Problem description –
In your copy, leave out the pictures; write out all the data exactly.

Given entries –

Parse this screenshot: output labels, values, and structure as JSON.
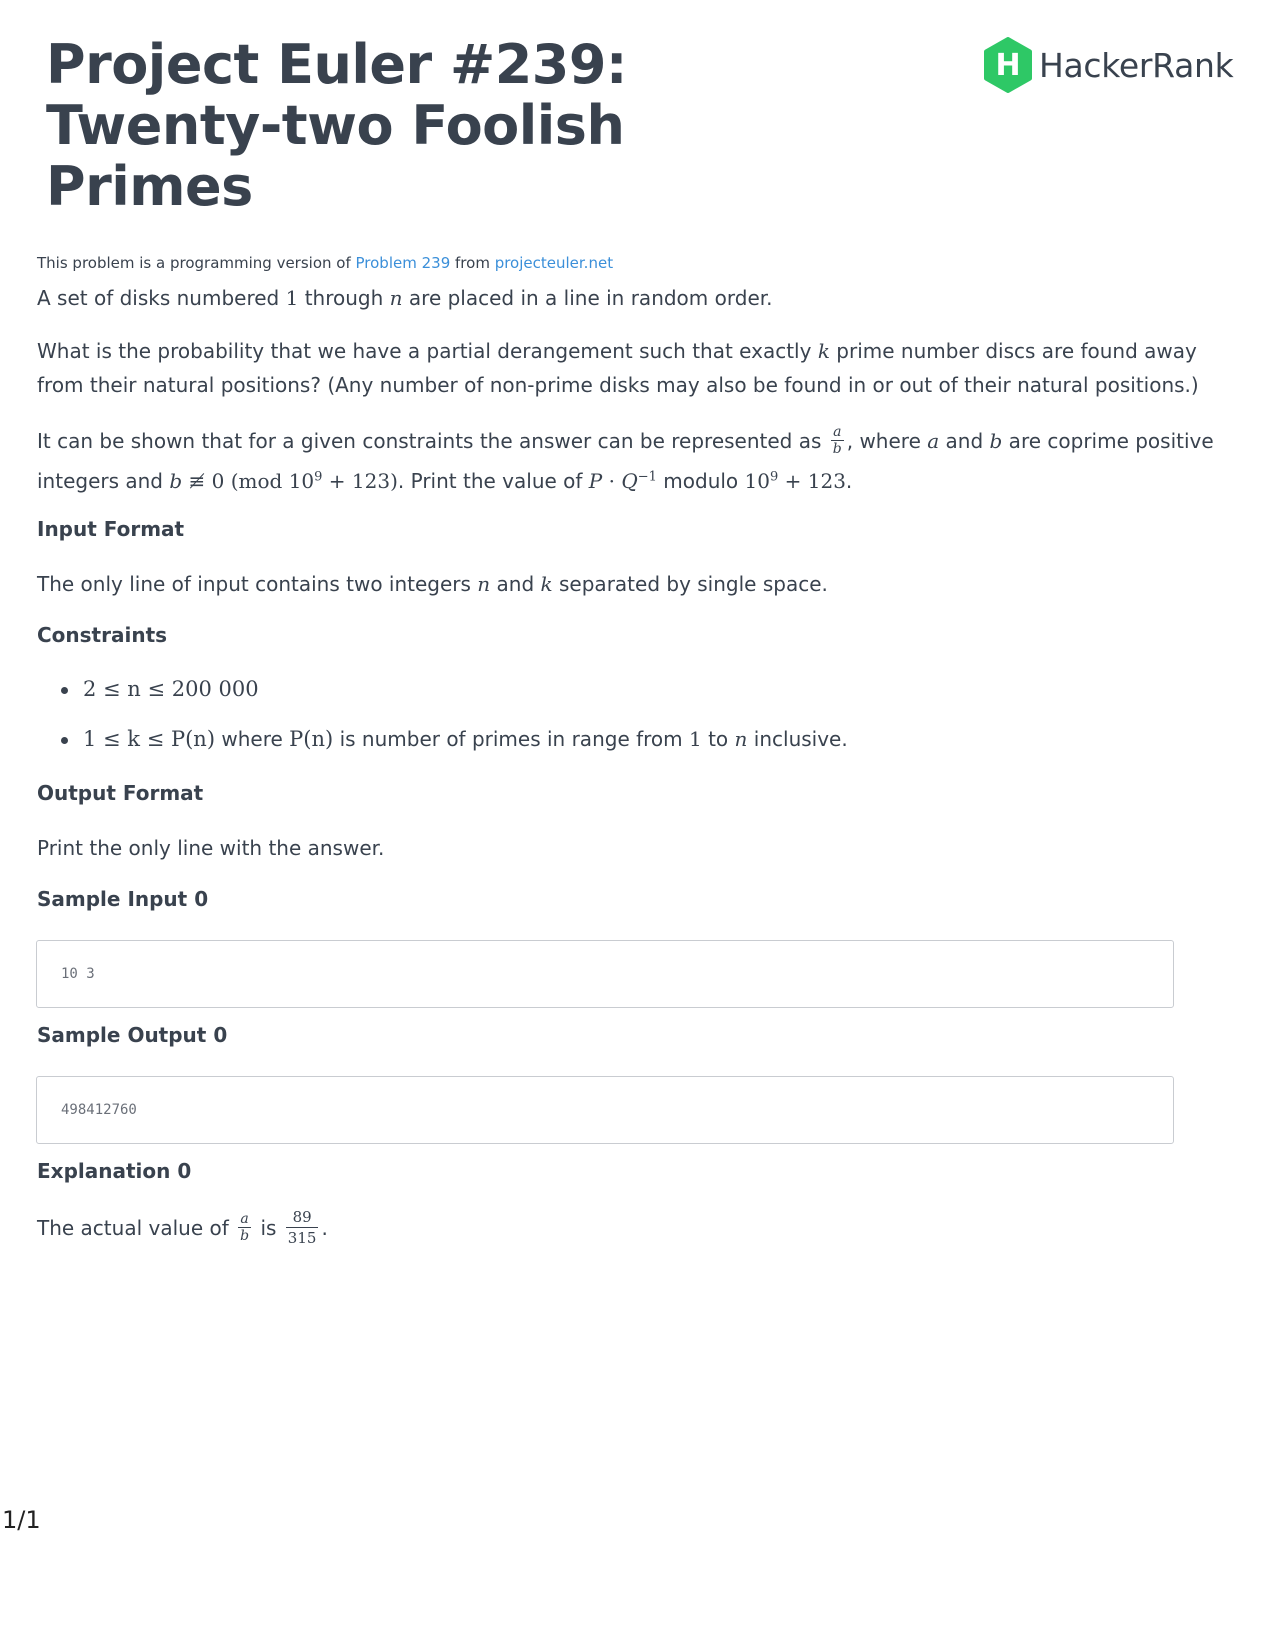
{
  "header": {
    "title_lines": [
      "Project Euler #239:",
      "Twenty-two Foolish",
      "Primes"
    ],
    "logo_text": "HackerRank",
    "logo_letter": "H",
    "logo_color": "#2ec866"
  },
  "source": {
    "prefix": "This problem is a programming version of ",
    "problem_link": "Problem 239",
    "middle": " from ",
    "site_link": "projecteuler.net"
  },
  "statement": {
    "p1": {
      "t1": "A set of disks numbered ",
      "m1": "1",
      "t2": " through ",
      "m2": "n",
      "t3": " are placed in a line in random order."
    },
    "p2": {
      "t1": "What is the probability that we have a partial derangement such that exactly ",
      "m1": "k",
      "t2": " prime number discs are found away from their natural positions? (Any number of non-prime disks may also be found in or out of their natural positions.)"
    },
    "p3": {
      "t1": "It can be shown that for a given constraints the answer can be represented as ",
      "frac_num": "a",
      "frac_den": "b",
      "t2": ", where ",
      "m_a": "a",
      "t3": " and ",
      "m_b": "b",
      "t4": " are coprime positive integers and ",
      "m_b2": "b",
      "m_neq": " ≢ 0  (mod  10",
      "exp9": "9",
      "m_plus": " + 123)",
      "t5": ". Print the value of ",
      "m_P": "P",
      "m_dot": " · ",
      "m_Q": "Q",
      "exp_neg1": "−1",
      "t6": " modulo ",
      "m_mod": "10",
      "exp9b": "9",
      "m_plus2": " + 123",
      "t7": "."
    }
  },
  "input_format": {
    "heading": "Input Format",
    "t1": "The only line of input contains two integers ",
    "m1": "n",
    "t2": " and ",
    "m2": "k",
    "t3": " separated by single space."
  },
  "constraints": {
    "heading": "Constraints",
    "c1": "2 ≤ n ≤ 200 000",
    "c2": {
      "m1": "1 ≤ k ≤ P(n)",
      "t1": " where ",
      "m2": "P(n)",
      "t2": " is number of primes in range from ",
      "m3": "1",
      "t3": " to ",
      "m4": "n",
      "t4": " inclusive."
    }
  },
  "output_format": {
    "heading": "Output Format",
    "text": "Print the only line with the answer."
  },
  "sample_input": {
    "heading": "Sample Input 0",
    "value": "10 3"
  },
  "sample_output": {
    "heading": "Sample Output 0",
    "value": "498412760"
  },
  "explanation": {
    "heading": "Explanation 0",
    "t1": "The actual value of ",
    "frac1_num": "a",
    "frac1_den": "b",
    "t2": " is ",
    "frac2_num": "89",
    "frac2_den": "315",
    "t3": "."
  },
  "footer": {
    "page_number": "1/1"
  }
}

Written solution –
Parse this screenshot: output labels, values, and structure as JSON.
{
  "header": {
    "title_lines": [
      "Project Euler #239:",
      "Twenty-two Foolish",
      "Primes"
    ],
    "logo_text": "HackerRank",
    "logo_letter": "H",
    "logo_color": "#2ec866"
  },
  "source": {
    "prefix": "This problem is a programming version of ",
    "problem_link": "Problem 239",
    "middle": " from ",
    "site_link": "projecteuler.net"
  },
  "statement": {
    "p1": {
      "t1": "A set of disks numbered ",
      "m1": "1",
      "t2": " through ",
      "m2": "n",
      "t3": " are placed in a line in random order."
    },
    "p2": {
      "t1": "What is the probability that we have a partial derangement such that exactly ",
      "m1": "k",
      "t2": " prime number discs are found away from their natural positions? (Any number of non-prime disks may also be found in or out of their natural positions.)"
    },
    "p3": {
      "t1": "It can be shown that for a given constraints the answer can be represented as ",
      "frac_num": "a",
      "frac_den": "b",
      "t2": ", where ",
      "m_a": "a",
      "t3": " and ",
      "m_b": "b",
      "t4": " are coprime positive integers and ",
      "m_b2": "b",
      "m_neq": " ≢ 0  (mod  10",
      "exp9": "9",
      "m_plus": " + 123)",
      "t5": ". Print the value of ",
      "m_P": "P",
      "m_dot": " · ",
      "m_Q": "Q",
      "exp_neg1": "−1",
      "t6": " modulo ",
      "m_mod": "10",
      "exp9b": "9",
      "m_plus2": " + 123",
      "t7": "."
    }
  },
  "input_format": {
    "heading": "Input Format",
    "t1": "The only line of input contains two integers ",
    "m1": "n",
    "t2": " and ",
    "m2": "k",
    "t3": " separated by single space."
  },
  "constraints": {
    "heading": "Constraints",
    "c1": "2 ≤ n ≤ 200 000",
    "c2": {
      "m1": "1 ≤ k ≤ P(n)",
      "t1": " where ",
      "m2": "P(n)",
      "t2": " is number of primes in range from ",
      "m3": "1",
      "t3": " to ",
      "m4": "n",
      "t4": " inclusive."
    }
  },
  "output_format": {
    "heading": "Output Format",
    "text": "Print the only line with the answer."
  },
  "sample_input": {
    "heading": "Sample Input 0",
    "value": "10 3"
  },
  "sample_output": {
    "heading": "Sample Output 0",
    "value": "498412760"
  },
  "explanation": {
    "heading": "Explanation 0",
    "t1": "The actual value of ",
    "frac1_num": "a",
    "frac1_den": "b",
    "t2": " is ",
    "frac2_num": "89",
    "frac2_den": "315",
    "t3": "."
  },
  "footer": {
    "page_number": "1/1"
  }
}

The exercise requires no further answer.